__Aim of the exercise__: In the listing below, locate the lines bearing the word "Avenija". Copy every one of them.

Collected data entries
● ● ● ● ●
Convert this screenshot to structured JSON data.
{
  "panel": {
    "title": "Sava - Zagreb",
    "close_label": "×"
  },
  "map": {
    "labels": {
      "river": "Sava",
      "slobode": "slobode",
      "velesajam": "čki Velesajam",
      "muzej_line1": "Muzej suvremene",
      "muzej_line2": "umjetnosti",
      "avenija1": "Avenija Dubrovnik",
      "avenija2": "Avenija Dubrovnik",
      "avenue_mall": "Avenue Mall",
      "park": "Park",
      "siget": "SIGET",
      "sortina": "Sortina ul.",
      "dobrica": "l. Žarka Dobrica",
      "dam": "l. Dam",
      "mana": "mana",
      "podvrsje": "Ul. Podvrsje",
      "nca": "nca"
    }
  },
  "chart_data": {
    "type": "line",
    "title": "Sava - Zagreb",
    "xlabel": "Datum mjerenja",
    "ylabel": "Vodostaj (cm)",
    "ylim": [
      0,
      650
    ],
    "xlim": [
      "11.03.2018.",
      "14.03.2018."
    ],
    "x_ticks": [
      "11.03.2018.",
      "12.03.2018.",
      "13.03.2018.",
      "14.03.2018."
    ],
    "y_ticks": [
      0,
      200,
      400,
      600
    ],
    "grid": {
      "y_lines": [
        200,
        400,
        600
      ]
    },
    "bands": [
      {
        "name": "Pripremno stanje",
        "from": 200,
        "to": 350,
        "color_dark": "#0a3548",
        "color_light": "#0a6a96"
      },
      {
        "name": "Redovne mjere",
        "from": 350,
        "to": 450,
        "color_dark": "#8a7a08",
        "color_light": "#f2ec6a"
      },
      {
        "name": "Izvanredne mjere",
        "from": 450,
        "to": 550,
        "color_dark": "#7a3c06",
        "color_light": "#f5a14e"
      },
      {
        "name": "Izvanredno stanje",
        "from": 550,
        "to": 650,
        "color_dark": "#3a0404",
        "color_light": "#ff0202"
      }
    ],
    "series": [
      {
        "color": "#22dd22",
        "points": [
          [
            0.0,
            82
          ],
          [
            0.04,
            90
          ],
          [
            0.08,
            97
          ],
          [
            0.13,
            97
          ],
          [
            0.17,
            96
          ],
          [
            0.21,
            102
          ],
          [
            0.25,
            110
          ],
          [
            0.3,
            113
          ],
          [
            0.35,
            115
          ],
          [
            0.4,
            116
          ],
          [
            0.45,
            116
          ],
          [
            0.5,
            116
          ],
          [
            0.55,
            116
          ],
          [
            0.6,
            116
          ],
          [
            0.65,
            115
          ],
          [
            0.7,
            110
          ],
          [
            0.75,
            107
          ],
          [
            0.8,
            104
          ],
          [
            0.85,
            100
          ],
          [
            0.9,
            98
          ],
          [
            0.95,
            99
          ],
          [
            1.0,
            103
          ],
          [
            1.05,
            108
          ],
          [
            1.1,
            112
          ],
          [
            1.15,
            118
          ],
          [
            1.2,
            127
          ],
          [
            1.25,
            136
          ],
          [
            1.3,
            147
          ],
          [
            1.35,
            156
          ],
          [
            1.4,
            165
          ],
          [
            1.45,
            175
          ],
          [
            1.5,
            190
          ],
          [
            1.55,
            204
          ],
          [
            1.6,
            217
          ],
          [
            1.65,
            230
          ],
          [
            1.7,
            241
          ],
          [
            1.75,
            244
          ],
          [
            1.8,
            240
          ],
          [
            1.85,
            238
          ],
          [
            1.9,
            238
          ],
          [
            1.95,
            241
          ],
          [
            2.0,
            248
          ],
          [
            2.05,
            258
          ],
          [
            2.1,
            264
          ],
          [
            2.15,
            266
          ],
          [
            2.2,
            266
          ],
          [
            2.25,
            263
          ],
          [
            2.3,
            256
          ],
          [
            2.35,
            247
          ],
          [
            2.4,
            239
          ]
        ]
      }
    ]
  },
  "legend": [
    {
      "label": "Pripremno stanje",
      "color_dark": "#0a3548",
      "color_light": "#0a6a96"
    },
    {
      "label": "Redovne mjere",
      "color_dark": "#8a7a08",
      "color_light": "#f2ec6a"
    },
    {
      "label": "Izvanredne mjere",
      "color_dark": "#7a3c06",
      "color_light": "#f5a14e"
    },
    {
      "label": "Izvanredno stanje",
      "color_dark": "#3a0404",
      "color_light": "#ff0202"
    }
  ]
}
● ● ● ● ●
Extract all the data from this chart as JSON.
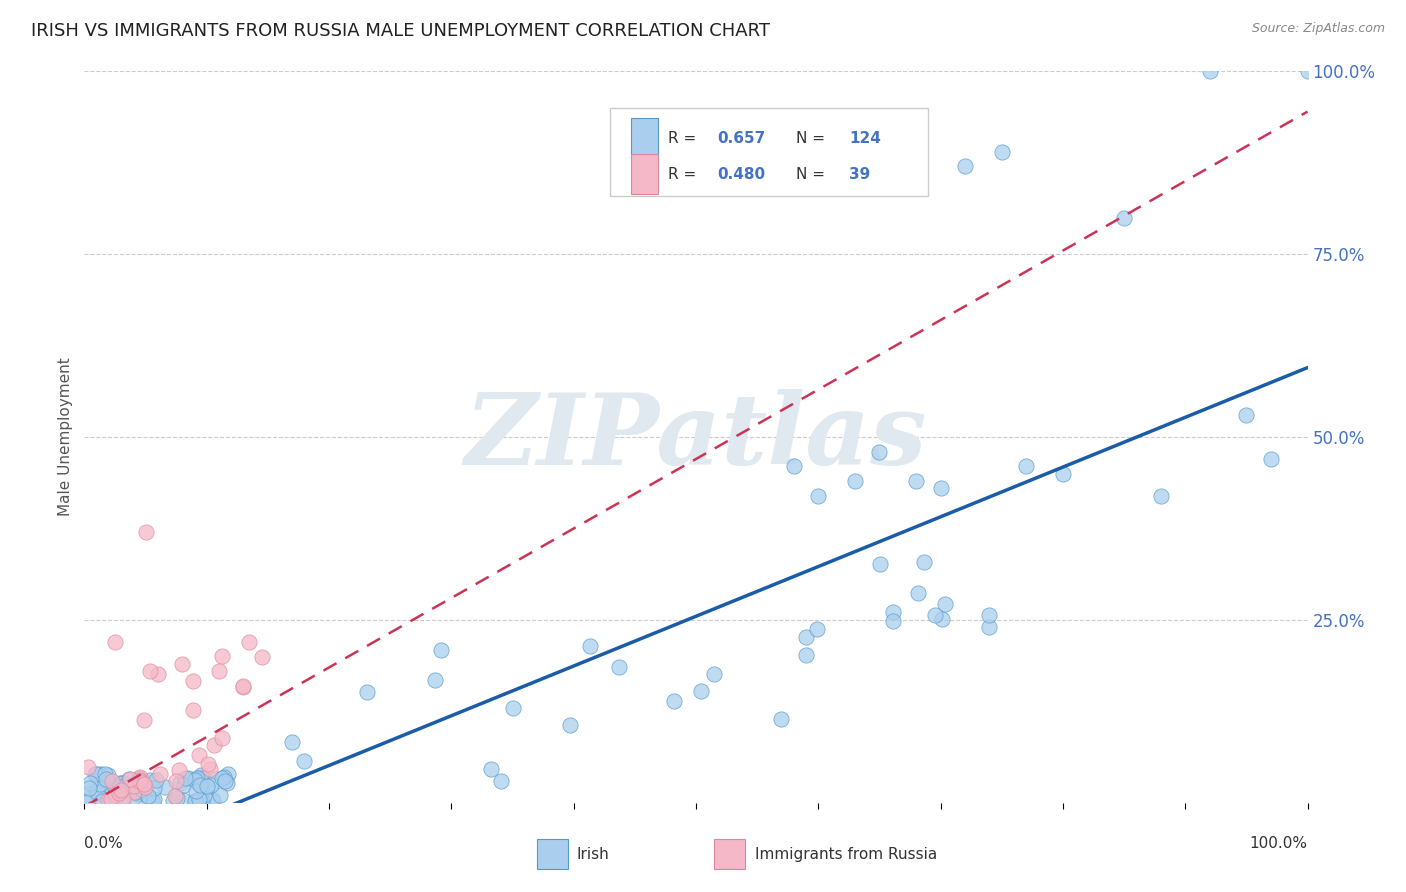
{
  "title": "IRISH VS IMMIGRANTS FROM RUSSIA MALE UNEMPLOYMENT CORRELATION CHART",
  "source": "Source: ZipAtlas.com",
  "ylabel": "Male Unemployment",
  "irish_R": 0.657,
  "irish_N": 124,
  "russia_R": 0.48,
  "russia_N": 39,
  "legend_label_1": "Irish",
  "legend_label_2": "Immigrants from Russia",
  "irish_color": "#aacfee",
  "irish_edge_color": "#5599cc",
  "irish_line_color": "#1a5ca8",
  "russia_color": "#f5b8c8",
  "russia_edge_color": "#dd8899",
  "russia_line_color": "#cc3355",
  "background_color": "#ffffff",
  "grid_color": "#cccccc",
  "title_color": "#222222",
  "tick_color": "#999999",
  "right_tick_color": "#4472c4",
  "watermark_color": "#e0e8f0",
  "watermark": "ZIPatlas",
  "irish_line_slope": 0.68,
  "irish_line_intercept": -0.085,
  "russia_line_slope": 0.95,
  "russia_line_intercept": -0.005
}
● ● ● ● ●
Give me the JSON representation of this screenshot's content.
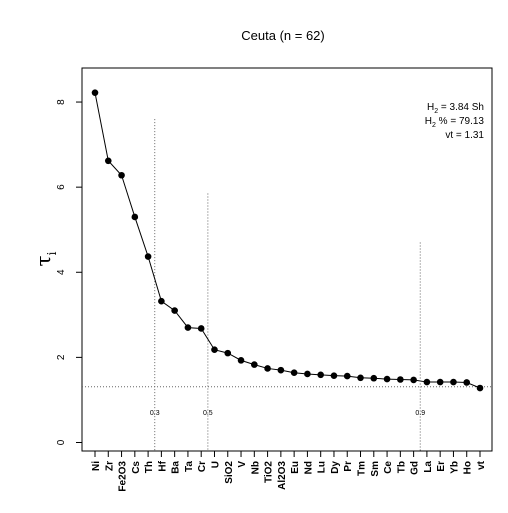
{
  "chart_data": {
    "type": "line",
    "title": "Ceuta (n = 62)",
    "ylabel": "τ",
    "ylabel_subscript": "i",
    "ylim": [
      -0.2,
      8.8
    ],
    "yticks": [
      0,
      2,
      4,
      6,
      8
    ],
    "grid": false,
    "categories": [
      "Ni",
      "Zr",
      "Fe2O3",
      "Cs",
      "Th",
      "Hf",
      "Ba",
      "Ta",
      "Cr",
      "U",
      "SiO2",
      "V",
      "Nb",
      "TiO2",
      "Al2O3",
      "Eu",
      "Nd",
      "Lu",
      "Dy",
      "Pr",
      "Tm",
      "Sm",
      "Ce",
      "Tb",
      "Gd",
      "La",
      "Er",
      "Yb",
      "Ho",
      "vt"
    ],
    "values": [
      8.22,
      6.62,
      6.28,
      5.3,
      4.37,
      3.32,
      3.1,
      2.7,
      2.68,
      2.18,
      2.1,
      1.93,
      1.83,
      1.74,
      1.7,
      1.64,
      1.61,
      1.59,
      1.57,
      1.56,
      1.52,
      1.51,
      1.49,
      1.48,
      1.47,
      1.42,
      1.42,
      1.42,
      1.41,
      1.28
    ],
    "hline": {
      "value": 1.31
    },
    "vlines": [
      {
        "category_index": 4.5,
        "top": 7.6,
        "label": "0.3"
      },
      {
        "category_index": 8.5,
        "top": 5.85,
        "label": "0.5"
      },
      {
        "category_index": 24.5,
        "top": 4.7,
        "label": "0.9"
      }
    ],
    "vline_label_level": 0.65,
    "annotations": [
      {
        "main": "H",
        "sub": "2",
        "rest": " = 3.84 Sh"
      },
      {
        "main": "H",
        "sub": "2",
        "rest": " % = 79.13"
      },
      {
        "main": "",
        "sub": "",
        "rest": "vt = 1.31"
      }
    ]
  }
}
● ● ● ● ●
__The response__:
      "avenija1": "Avenija Dubrovnik",
      "avenija2": "Avenija Dubrovnik",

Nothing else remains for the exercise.